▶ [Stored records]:
- - -
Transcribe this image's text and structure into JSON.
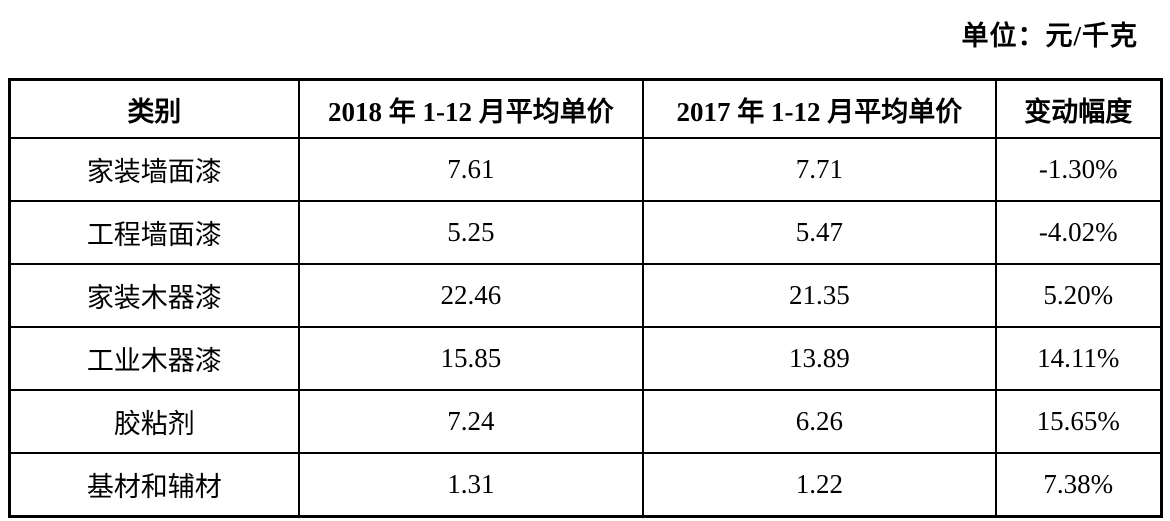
{
  "unit_note": "单位：元/千克",
  "table": {
    "headers": [
      "类别",
      "2018 年 1-12 月平均单价",
      "2017 年 1-12 月平均单价",
      "变动幅度"
    ],
    "rows": [
      [
        "家装墙面漆",
        "7.61",
        "7.71",
        "-1.30%"
      ],
      [
        "工程墙面漆",
        "5.25",
        "5.47",
        "-4.02%"
      ],
      [
        "家装木器漆",
        "22.46",
        "21.35",
        "5.20%"
      ],
      [
        "工业木器漆",
        "15.85",
        "13.89",
        "14.11%"
      ],
      [
        "胶粘剂",
        "7.24",
        "6.26",
        "15.65%"
      ],
      [
        "基材和辅材",
        "1.31",
        "1.22",
        "7.38%"
      ]
    ]
  }
}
- - -
▶ [Required task]:
Set the pictures aside and transcribe the data above exactly.

▶ [Task result]:
Transcribe this image's text and structure into JSON.
{
  "unit_note": "单位：元/千克",
  "table": {
    "headers": [
      "类别",
      "2018 年 1-12 月平均单价",
      "2017 年 1-12 月平均单价",
      "变动幅度"
    ],
    "rows": [
      [
        "家装墙面漆",
        "7.61",
        "7.71",
        "-1.30%"
      ],
      [
        "工程墙面漆",
        "5.25",
        "5.47",
        "-4.02%"
      ],
      [
        "家装木器漆",
        "22.46",
        "21.35",
        "5.20%"
      ],
      [
        "工业木器漆",
        "15.85",
        "13.89",
        "14.11%"
      ],
      [
        "胶粘剂",
        "7.24",
        "6.26",
        "15.65%"
      ],
      [
        "基材和辅材",
        "1.31",
        "1.22",
        "7.38%"
      ]
    ]
  }
}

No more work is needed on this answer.